## DATA TO PROCESS
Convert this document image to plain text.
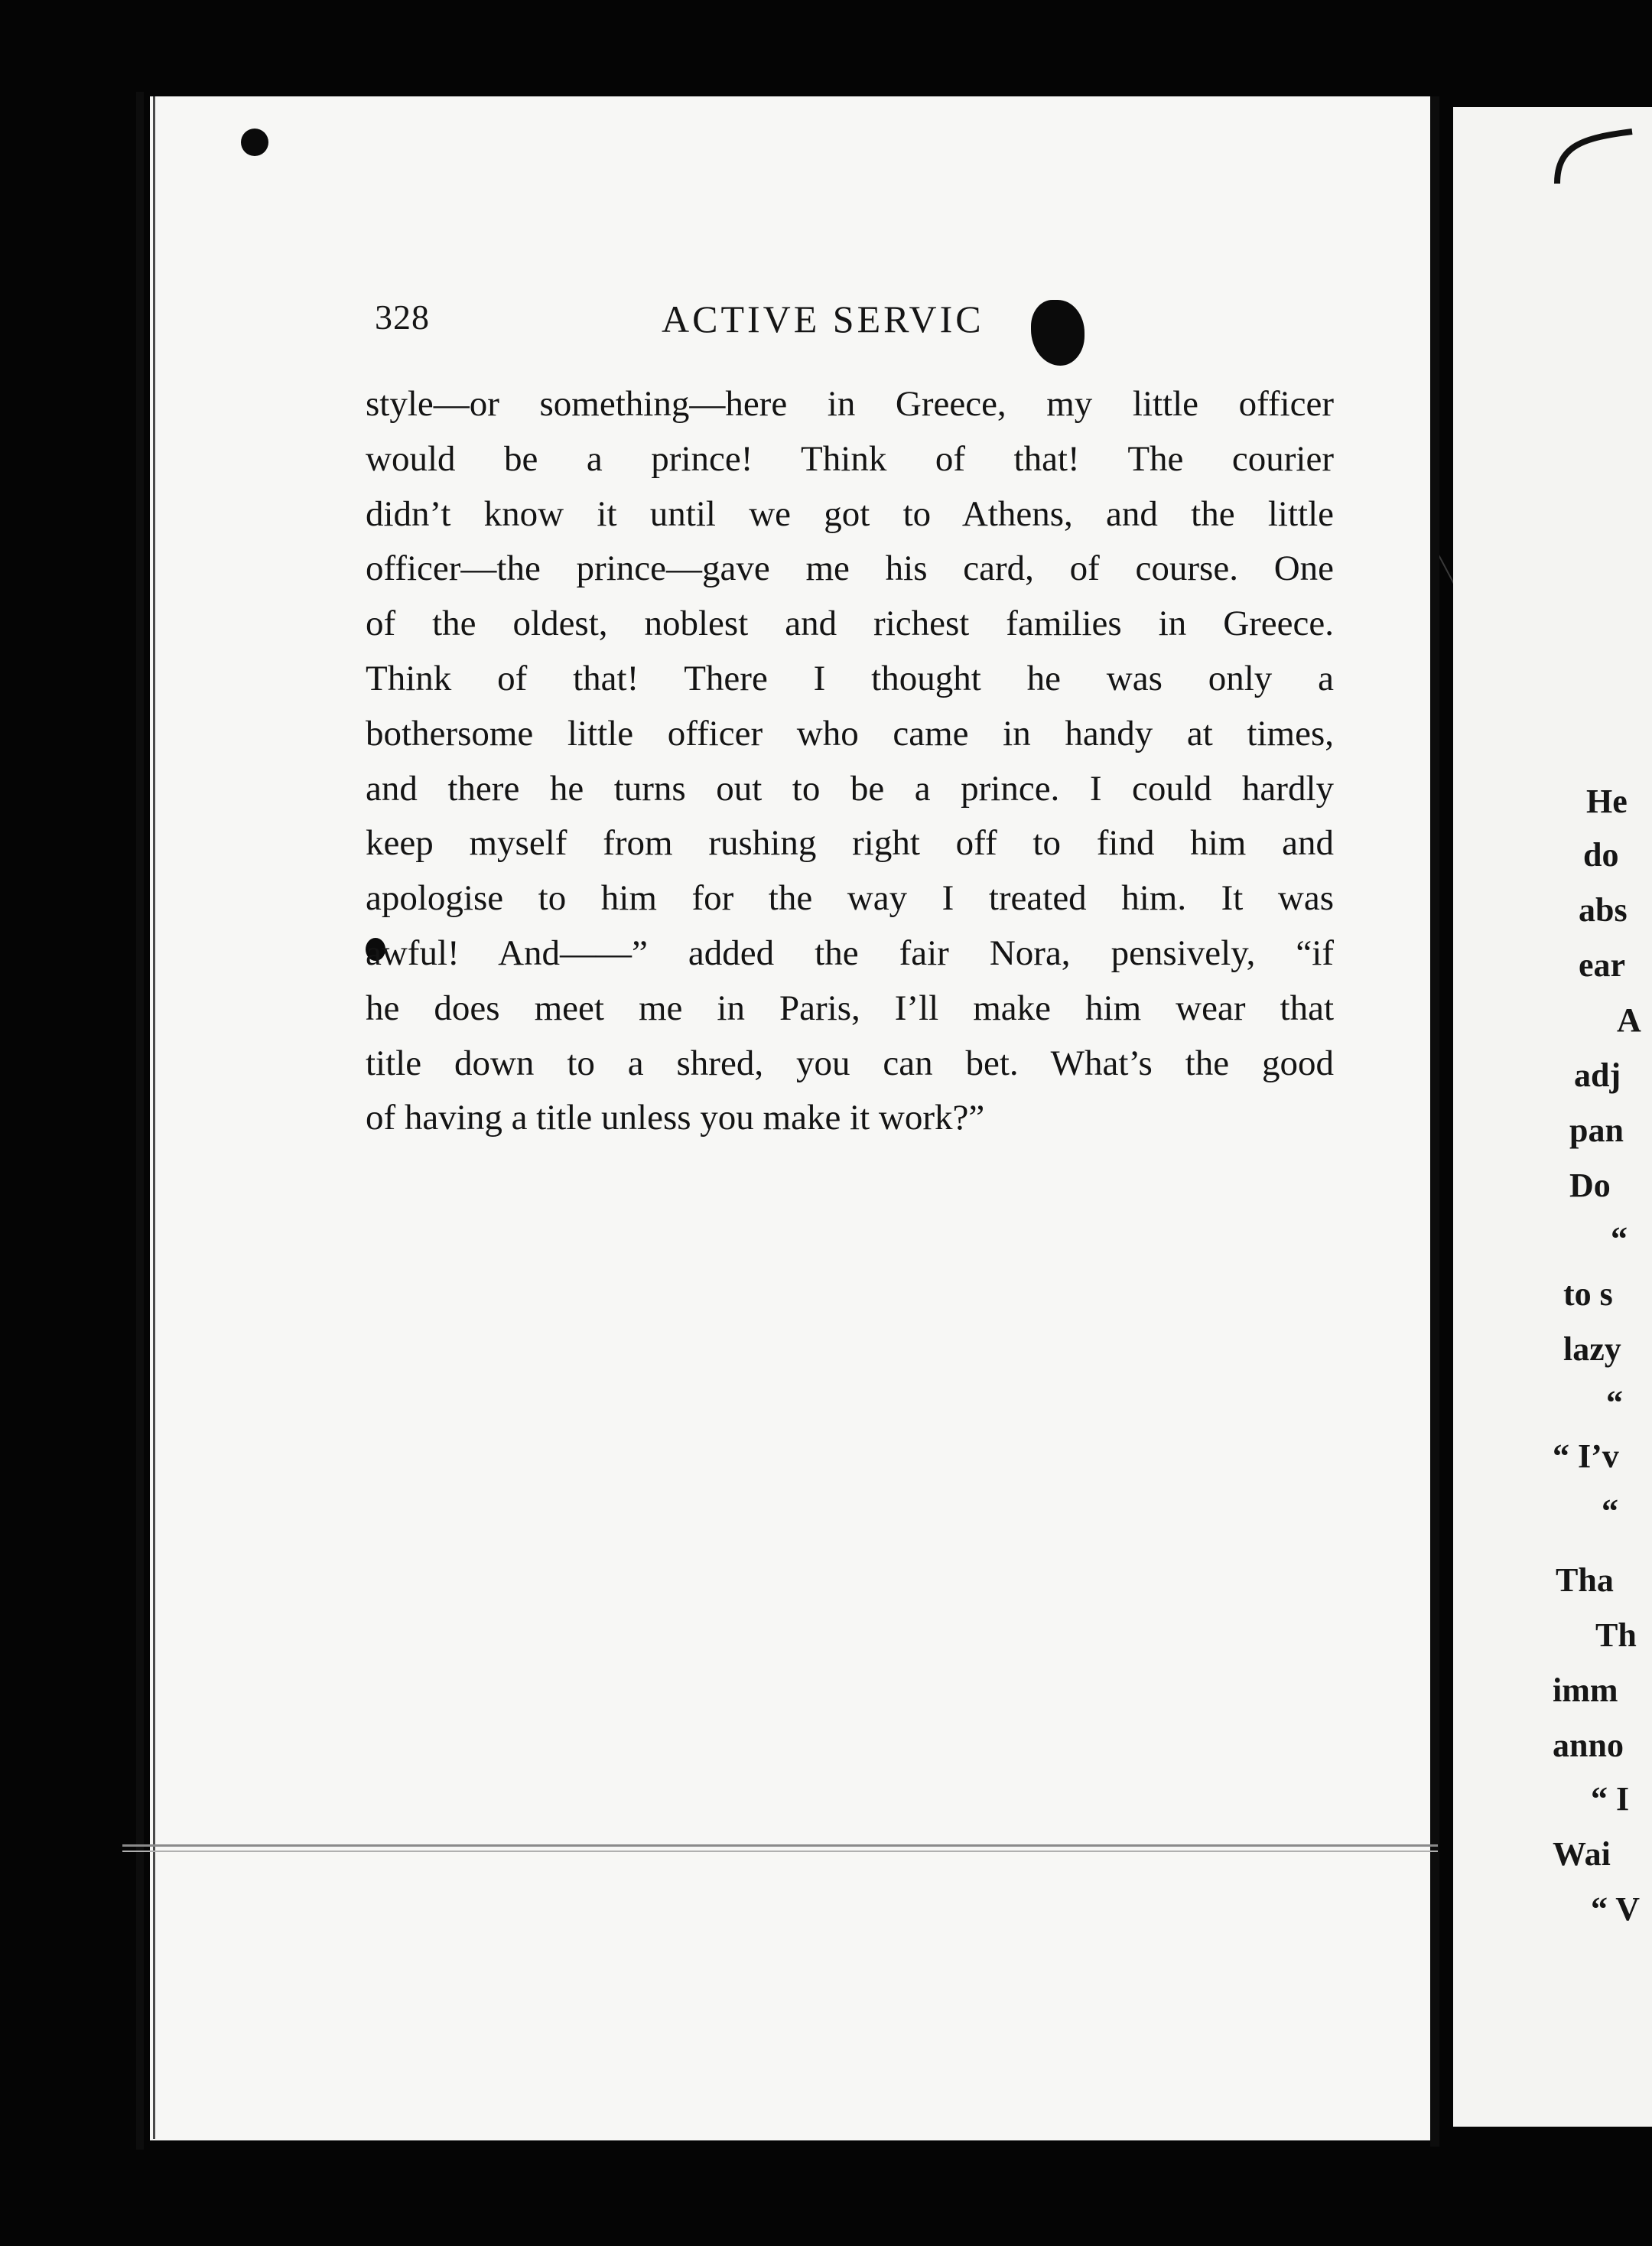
328	ACTIVE SERVIC
style—or something—here in Greece, my little officer
would be a prince! Think of that! The courier
didn’t know it until we got to Athens, and the little
officer—the prince—gave me his card, of course. One
of the oldest, noblest and richest families in Greece.
Think of that! There I thought he was only a
bothersome little officer who came in handy at times,
and there he turns out to be a prince. I could hardly
keep myself from rushing right off to find him and
apologise to him for the way I treated him. It was
awful! And——” added the fair Nora, pensively, “if
he does meet me in Paris, I’ll make him wear that
title down to a shred, you can bet. What’s the good
of having a title unless you make it work?”
He
do
abs
ear
A
adj
pan
Do
“
to s
lazy
“
“ I’v
“
Tha
Th
imm
anno
“ I
Wai
“ V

## PROBLEM STATEMENT
Report the number of lines in the entries above that include the string "prince". Give nothing but the number.

## EXERCISE SOLUTION
3